**SELECTED EXCERPT**

:::

The forgotten knowledge here isn't a recipe or a folk cure — it's a name. L. S. Moisseiff. Leon Solomon Moisseiff, a young Latvian-born engineer just beginning his career, is listed as the third author on a paper about one of the most ambitious railroad reconstructions in American history. Four decades later, Moisseiff would become the most infamous bridge designer in the world.

The Kinzua Viaduct itself was a 301-foot-tall iron trestle in Pennsylvania, originally completed in 1882 and rebuilt in steel during 1900 to carry the heavier locomotives of the new century. The rebuild was extraordinary: workers swapped out the entire superstructure in just 105 days while keeping the line operating. At the time it was the highest railroad bridge in the world. The 1901 paper would have been a victory lap — three engineers documenting how they had rebuilt a sky bridge above an empty valley without dropping a single train into it.

What modern readers won't find in this excerpt — but what makes it haunting — is what Moisseiff did next. He went on to become the leading American theorist of deflection theory, the mathematical framework that justified building suspension bridges lighter, longer, and more slender than ever before. His masterpiece was the Tacoma Narrows Bridge, which opened in July 1940 and collapsed in November of that same year in a now-iconic film of twisting roadway. The bridge had been killed by aeroelastic flutter — a phenomenon Moisseiff's theory did not account for.

:::

**TASK SET**
A) Copy the Moisseiff passage starting at "What modern readers" and ending after "not account for.", and switch "Tacoma Narrows Bridge" to "Golden Gate Bridge".
B) Continue the Moisseiff passage from the point where it stops.
The records that follow come from a separate source.

:::

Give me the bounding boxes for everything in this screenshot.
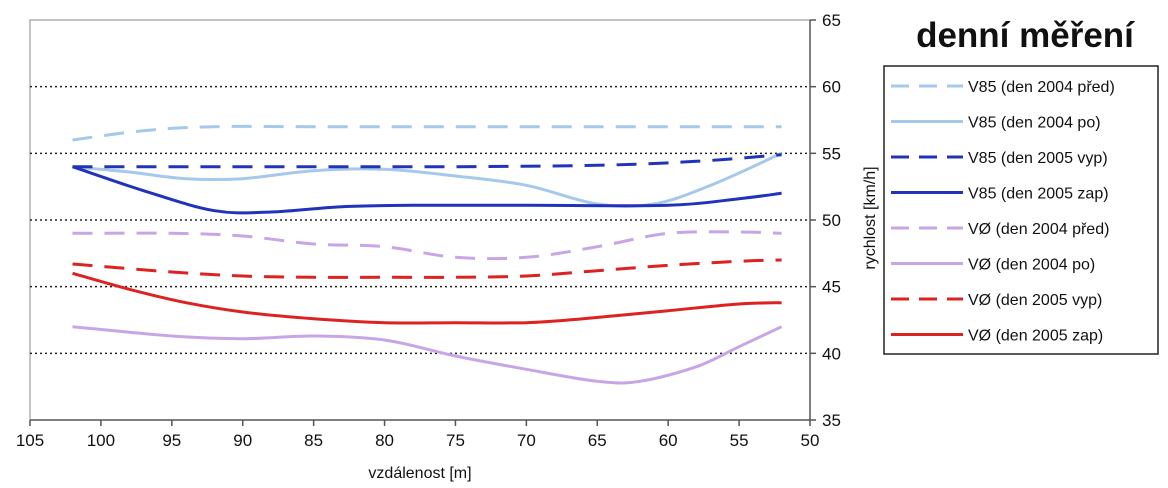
y-tick-label: 45	[822, 278, 841, 297]
series-lines	[72, 124, 783, 385]
x-tick-label: 80	[375, 431, 394, 450]
series-line	[72, 230, 782, 261]
legend: V85 (den 2004 před) V85 (den 2004 po) V85 …	[891, 79, 1115, 345]
legend-box	[883, 65, 1159, 355]
legend-label: VØ (den 2004 před)	[968, 221, 1109, 238]
chart-title: denní měření	[916, 16, 1135, 55]
x-tick-label: 50	[801, 431, 820, 450]
gridlines	[30, 85, 810, 355]
legend-label: V85 (den 2004 po)	[968, 115, 1101, 132]
legend-label: VØ (den 2005 zap)	[968, 328, 1103, 345]
y-tick-label: 65	[822, 11, 841, 30]
x-tick-label: 95	[162, 431, 181, 450]
x-axis-title: vzdálenost [m]	[368, 465, 471, 482]
legend-label: V85 (den 2005 vyp)	[968, 150, 1108, 167]
x-tick-label: 90	[233, 431, 252, 450]
x-tick-label: 85	[304, 431, 323, 450]
y-tick-label: 40	[822, 344, 841, 363]
series-line	[72, 124, 782, 142]
x-tick-label: 100	[87, 431, 115, 450]
series-line	[72, 271, 782, 325]
legend-label: V85 (den 2005 zap)	[968, 186, 1109, 203]
y-tick-label: 35	[822, 411, 841, 430]
x-tick-label: 105	[16, 431, 44, 450]
x-tick-label: 55	[730, 431, 749, 450]
x-tick-label: 75	[446, 431, 465, 450]
legend-label: VØ (den 2004 po)	[968, 257, 1095, 274]
series-line	[72, 151, 783, 208]
y-tick-label: 55	[822, 144, 841, 163]
legend-label: V85 (den 2004 před)	[968, 79, 1115, 96]
series-line	[72, 325, 783, 385]
y-axis-title: rychlost [km/h]	[862, 166, 879, 269]
series-line	[72, 165, 782, 215]
x-tick-label: 70	[517, 431, 536, 450]
series-line	[72, 258, 782, 279]
legend-label: VØ (den 2005 vyp)	[968, 292, 1102, 309]
x-tick-label: 60	[659, 431, 678, 450]
x-tick-label: 65	[588, 431, 607, 450]
y-tick-label: 50	[822, 211, 841, 230]
y-tick-label: 60	[822, 78, 841, 97]
series-line	[72, 153, 782, 169]
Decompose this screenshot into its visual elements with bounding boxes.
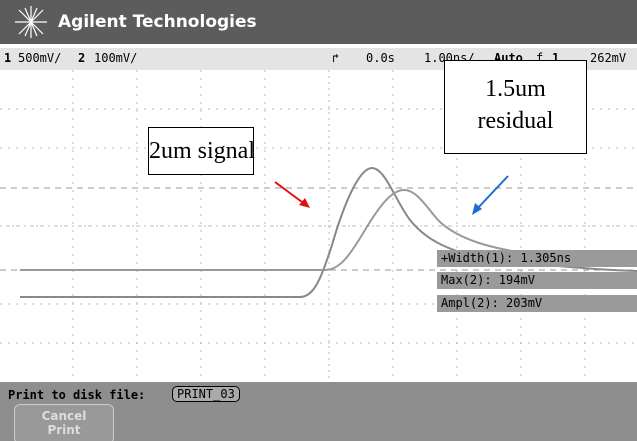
trigger-level: 262mV [590,51,627,65]
red-arrow [274,181,307,206]
residual-line: 1.5um [485,76,546,102]
ch1-marker: 1 [9,285,16,298]
brand: Agilent Technologies [58,12,257,32]
delay: 0.0s [366,51,395,65]
trigger-slope: ƒ [536,51,544,65]
button-line: Cancel [41,409,87,423]
filename-field[interactable]: PRINT_03 [172,386,240,402]
cancel-print-button[interactable]: Cancel Print [14,404,114,441]
ch1-scale: 500mV/ [18,51,62,65]
trigger-channel: 1 [552,51,560,65]
button-line: Print [47,423,81,437]
residual-label: 1.5um residual [444,60,587,154]
blue-arrowhead [472,203,482,215]
residual-line: residual [477,108,554,134]
print-prompt: Print to disk file: [8,388,146,402]
title-bar: Agilent Technologies [0,0,637,44]
ch2-scale: 100mV/ [94,51,138,65]
measurement: +Width(1): 1.305ns [437,250,637,267]
logo [15,6,47,38]
ch1-label: 1 [4,51,12,65]
blue-arrow [475,175,509,211]
signal-label: 2um signal [148,127,255,175]
trigger-icon: ↱ [332,51,340,65]
ch2-marker: 2 [9,257,16,270]
measurement: Max(2): 194mV [437,272,637,289]
red-arrowhead [299,198,310,208]
measurement: Ampl(2): 203mV [437,295,637,312]
ch2-label: 2 [78,51,86,65]
status-bar: 1 500mV/ 2 100mV/ ↱ 0.0s 1.00ns/ Auto ƒ … [0,48,637,70]
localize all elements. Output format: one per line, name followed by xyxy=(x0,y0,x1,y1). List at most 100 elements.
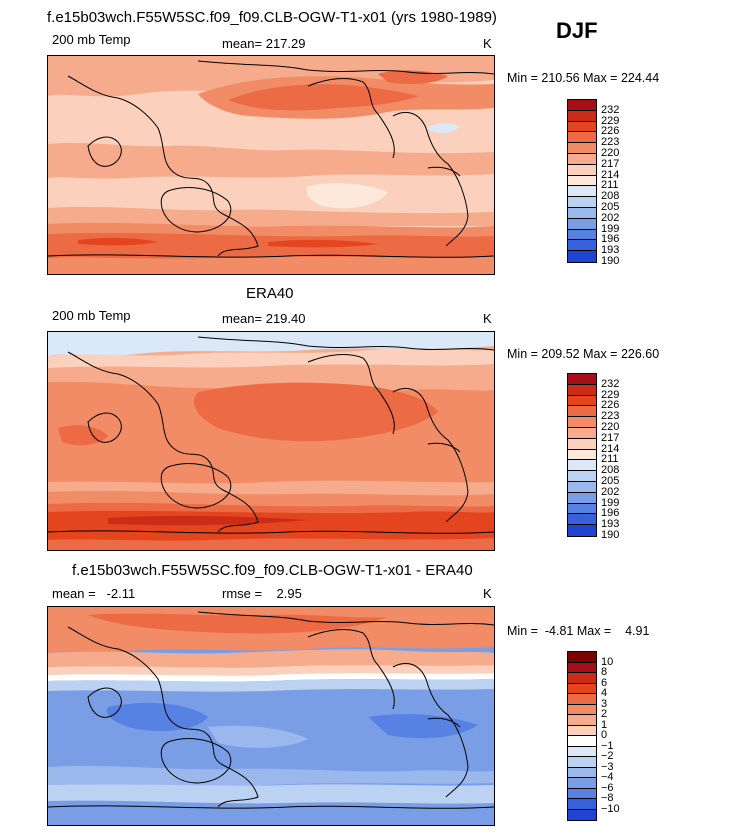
colorbar-tick-label: 208 xyxy=(601,464,620,477)
colorbar-tick-label: 232 xyxy=(601,377,620,390)
panel2-title: ERA40 xyxy=(246,285,294,302)
colorbar-cell xyxy=(568,809,596,820)
colorbar-cell xyxy=(568,417,596,428)
panel1-contour-band xyxy=(48,142,494,179)
panel3-title: f.e15b03wch.F55W5SC.f09_f09.CLB-OGW-T1-x… xyxy=(72,562,473,579)
panel3-minmax: Min = -4.81 Max = 4.91 xyxy=(507,624,650,638)
colorbar-cell xyxy=(568,525,596,536)
colorbar-tick-label: 202 xyxy=(601,211,620,224)
colorbar-tick-label: −1 xyxy=(601,739,614,752)
panel1-title: f.e15b03wch.F55W5SC.f09_f09.CLB-OGW-T1-x… xyxy=(47,9,497,26)
colorbar-tick-label: 217 xyxy=(601,157,620,170)
panel3-mean: mean = -2.11 xyxy=(52,586,136,601)
colorbar-cell xyxy=(568,374,596,385)
colorbar-cell xyxy=(568,673,596,684)
colorbar-tick-label: −4 xyxy=(601,771,614,783)
panel3-map xyxy=(47,606,495,826)
panel1-contour-band xyxy=(426,123,460,134)
panel3-contour-band xyxy=(48,649,494,668)
colorbar-cell xyxy=(568,471,596,482)
colorbar-tick-label: 202 xyxy=(601,485,620,498)
colorbar-tick-label: 229 xyxy=(601,114,620,127)
panel3-coastlines xyxy=(48,611,494,809)
colorbar-cell xyxy=(568,100,596,111)
panel3-contour-band xyxy=(48,765,494,786)
panel2-contour-band xyxy=(48,332,494,356)
colorbar-cell xyxy=(568,694,596,705)
panel1-mean: mean= 217.29 xyxy=(222,36,306,51)
colorbar-cell xyxy=(568,767,596,778)
colorbar-cell xyxy=(568,218,596,230)
colorbar-tick-label: 220 xyxy=(601,147,620,159)
panel1-contour-band xyxy=(228,84,418,111)
colorbar-tick-label: 0 xyxy=(601,729,608,741)
panel2-minmax: Min = 209.52 Max = 226.60 xyxy=(507,347,660,361)
colorbar-cell xyxy=(568,460,596,472)
colorbar-tick-label: 196 xyxy=(601,507,620,520)
colorbar-tick-label: 196 xyxy=(601,233,620,246)
panel3-contour-band xyxy=(106,702,208,732)
colorbar-tick-label: 211 xyxy=(601,453,619,466)
colorbar-cell xyxy=(568,207,596,219)
colorbar-cell xyxy=(568,438,596,450)
panel2-coastlines xyxy=(48,336,494,534)
panel2-field-label: 200 mb Temp xyxy=(52,308,131,323)
colorbar-tick-label: −3 xyxy=(601,760,614,773)
colorbar-tick-label: −2 xyxy=(601,750,614,762)
colorbar-cell xyxy=(568,395,596,407)
colorbar-tick-label: 199 xyxy=(601,222,620,235)
colorbar-tick-label: 208 xyxy=(601,190,620,203)
colorbar-tick-label: 3 xyxy=(601,697,608,710)
colorbar-cell xyxy=(568,715,596,726)
colorbar-cell xyxy=(568,164,596,176)
panel3-contour-band xyxy=(48,800,494,825)
colorbar-tick-label: 226 xyxy=(601,125,620,138)
panel1-contour-band xyxy=(306,183,388,209)
panel3-contour-band xyxy=(48,673,494,682)
colorbar-cell xyxy=(568,384,596,396)
panel2-contour-band xyxy=(48,348,494,368)
colorbar-cell xyxy=(568,132,596,144)
colorbar-tick-label: 4 xyxy=(601,687,608,699)
panel2-contour-band xyxy=(194,382,438,442)
colorbar-tick-label: 211 xyxy=(601,179,619,192)
panel3-colorbar xyxy=(567,651,597,821)
panel2-units: K xyxy=(483,311,492,326)
colorbar-tick-label: −10 xyxy=(601,802,620,815)
panel1-units: K xyxy=(483,36,492,51)
colorbar-cell xyxy=(568,186,596,198)
colorbar-cell xyxy=(568,704,596,715)
panel3-units: K xyxy=(483,586,492,601)
colorbar-cell xyxy=(568,503,596,515)
colorbar-tick-label: 229 xyxy=(601,388,620,401)
panel3-contour-band xyxy=(208,725,308,748)
panel1-field-label: 200 mb Temp xyxy=(52,32,131,47)
colorbar-cell xyxy=(568,788,596,799)
colorbar-cell xyxy=(568,153,596,165)
colorbar-tick-label: −6 xyxy=(601,781,614,794)
panel2-contour-band xyxy=(108,515,308,526)
colorbar-cell xyxy=(568,229,596,241)
panel1-colorbar xyxy=(567,99,597,263)
colorbar-tick-label: 223 xyxy=(601,136,620,149)
colorbar-cell xyxy=(568,240,596,252)
colorbar-cell xyxy=(568,662,596,673)
colorbar-cell xyxy=(568,251,596,262)
colorbar-tick-label: 214 xyxy=(601,168,620,181)
colorbar-tick-label: 205 xyxy=(601,201,620,213)
colorbar-tick-label: 1 xyxy=(601,718,608,731)
panel2-contour-band xyxy=(48,510,494,541)
colorbar-cell xyxy=(568,757,596,768)
colorbar-cell xyxy=(568,406,596,418)
panel1-map xyxy=(47,55,495,275)
season-label: DJF xyxy=(556,18,598,43)
panel1-coastlines xyxy=(48,60,494,258)
colorbar-cell xyxy=(568,197,596,208)
panel3-contour-band xyxy=(88,613,388,634)
colorbar-cell xyxy=(568,175,596,187)
colorbar-cell xyxy=(568,736,596,747)
panel1-contour-band xyxy=(48,206,494,226)
panel3-rmse: rmse = 2.95 xyxy=(222,586,302,601)
colorbar-cell xyxy=(568,492,596,504)
colorbar-tick-label: 214 xyxy=(601,442,620,455)
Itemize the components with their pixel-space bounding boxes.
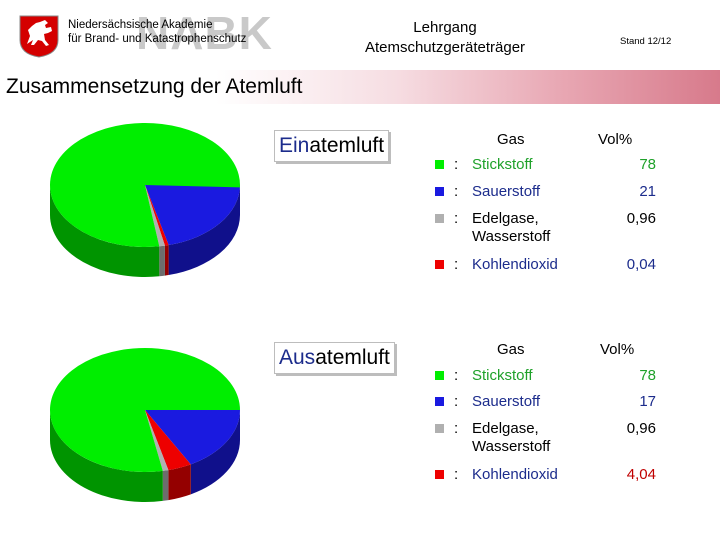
gas-name: Kohlendioxid [472,466,558,483]
gas-name: Edelgase, Wasserstoff [472,420,551,455]
exhale-side-sauerstoff [190,410,240,495]
exhale-side-stickstoff [50,410,163,502]
inhale-side-stickstoff [50,185,160,277]
exhale-col-vol: Vol% [600,341,635,358]
row-colon: : [454,210,459,227]
oxygen-square-icon [435,397,444,406]
organization-name: Niedersächsische Akademie für Brand- und… [68,18,246,46]
course-line-2: Atemschutzgeräteträger [364,39,526,56]
gas-value: 0,04 [626,256,656,273]
exhale-row-noble-gas: : Edelgase, Wasserstoff 0,96 [435,420,660,460]
gas-value: 17 [639,393,656,410]
nitrogen-square-icon [435,371,444,380]
exhale-label: Ausatemluft [274,342,395,374]
gas-name: Sauerstoff [472,393,541,410]
inhale-row-oxygen: : Sauerstoff 21 [435,183,660,203]
inhale-row-nitrogen: : Stickstoff 78 [435,156,660,176]
gas-value: 0,96 [626,210,656,227]
exhale-row-co2: : Kohlendioxid 4,04 [435,466,660,486]
inhale-row-noble-gas: : Edelgase, Wasserstoff 0,96 [435,210,660,250]
inhale-slice-sauerstoff [145,185,240,246]
inhale-label-suffix: atemluft [309,134,385,157]
exhale-label-suffix: atemluft [315,346,390,369]
nabk-watermark: NABK [136,7,273,59]
lower-saxony-horse-logo [19,15,59,58]
exhale-slice-kohlendioxid [145,410,191,471]
course-title: Lehrgang Atemschutzgeräteträger [330,18,560,58]
gas-value: 78 [639,367,656,384]
inhale-col-vol: Vol% [598,131,633,148]
gas-name: Stickstoff [472,156,533,173]
exhale-col-gas: Gas [497,341,525,358]
course-line-1: Lehrgang [413,19,477,36]
exhale-slice-stickstoff [50,348,240,472]
gas-value: 78 [639,156,656,173]
page-title: Zusammensetzung der Atemluft [6,75,303,98]
row-colon: : [454,466,459,483]
gas-name: Stickstoff [472,367,533,384]
row-colon: : [454,367,459,384]
exhale-side-edelgase-wasserstoff [162,470,169,501]
row-colon: : [454,393,459,410]
exhale-row-oxygen: : Sauerstoff 17 [435,393,660,413]
row-colon: : [454,420,459,437]
noble-gas-square-icon [435,424,444,433]
inhale-label-prefix: Ein [279,134,310,157]
stand-date: Stand 12/12 [620,36,672,47]
gas-value: 21 [639,183,656,200]
gas-value: 0,96 [626,420,656,437]
gas-name: Edelgase, Wasserstoff [472,210,551,245]
oxygen-square-icon [435,187,444,196]
noble-gas-square-icon [435,214,444,223]
inhale-slice-stickstoff [50,123,241,247]
exhale-row-nitrogen: : Stickstoff 78 [435,367,660,387]
inhale-side-kohlendioxid [164,245,169,276]
nitrogen-square-icon [435,160,444,169]
gas-value: 4,04 [626,466,656,483]
exhale-pie-chart [50,348,240,502]
inhale-row-co2: : Kohlendioxid 0,04 [435,256,660,276]
exhale-slice-sauerstoff [145,410,240,465]
exhale-side-kohlendioxid [168,464,191,501]
inhale-col-gas: Gas [497,131,525,148]
org-line-2: für Brand- und Katastrophenschutz [68,33,247,45]
row-colon: : [454,183,459,200]
gas-name: Sauerstoff [472,183,541,200]
title-banner [0,70,720,104]
org-line-1: Niedersächsische Akademie [68,19,213,31]
gas-name: Kohlendioxid [472,256,558,273]
row-colon: : [454,156,459,173]
co2-square-icon [435,470,444,479]
inhale-side-edelgase-wasserstoff [159,245,165,277]
inhale-pie-chart [50,123,241,277]
inhale-side-sauerstoff [168,185,240,276]
inhale-slice-kohlendioxid [145,185,169,246]
exhale-slice-edelgase-wasserstoff [145,410,169,471]
exhale-label-prefix: Aus [279,346,316,369]
row-colon: : [454,256,459,273]
inhale-label: Einatemluft [274,130,390,162]
inhale-slice-edelgase-wasserstoff [145,185,165,247]
co2-square-icon [435,260,444,269]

:::

**ANSWERS IN ORDER**
A)
What modern readers won't find in this excerpt — but what makes it haunting — is what Moisseiff did next. He went on to become the leading American theorist of deflection theory, the mathematical framework that justified building suspension bridges lighter, longer, and more slender than ever before. His masterpiece was the Golden Gate Bridge, which opened in July 1940 and collapsed in November of that same year in a now-iconic film of twisting roadway. The bridge had been killed by aeroelastic flutter — a phenomenon Moisseiff's theory did not account for.

B)
The Kinzua Viaduct outlived him. It stood for another 60 years, eventually becoming a state park. Then in July 2003, an F1 tornado tore through the valley and snapped eleven of its twenty towers like dry pasta. The bridge that the young Moisseiff helped document in Proceedings Vol. XXVII was felled by exactly the kind of wind force that — in a different shape, on a different bridge — had ended his career.

The forgotten piece of context, then, is the apprenticeship: the proof that even the engineers we remember for their failures spent decades doing careful, brilliant work. Moisseiff's name on a Kinzua paper in 1901 is the equivalent of finding a young aerospace engineer's name on the Apollo 11 guidance computer before they moved on to design the Challenger O-rings. The 1909 ASCE volume captures him at the height of his promise — three years before he started his own consulting practice, four decades before the wind found him out.

Browse the same volume's table of contents and you'll find other ghosts: "Some Peculiar Railroad Bridge Accidents" by Joseph Mayer, "The Practical Column under Central or Eccentric Loads" by Albert I. Frye. An entire profession debating, in real time, how to keep things from falling down.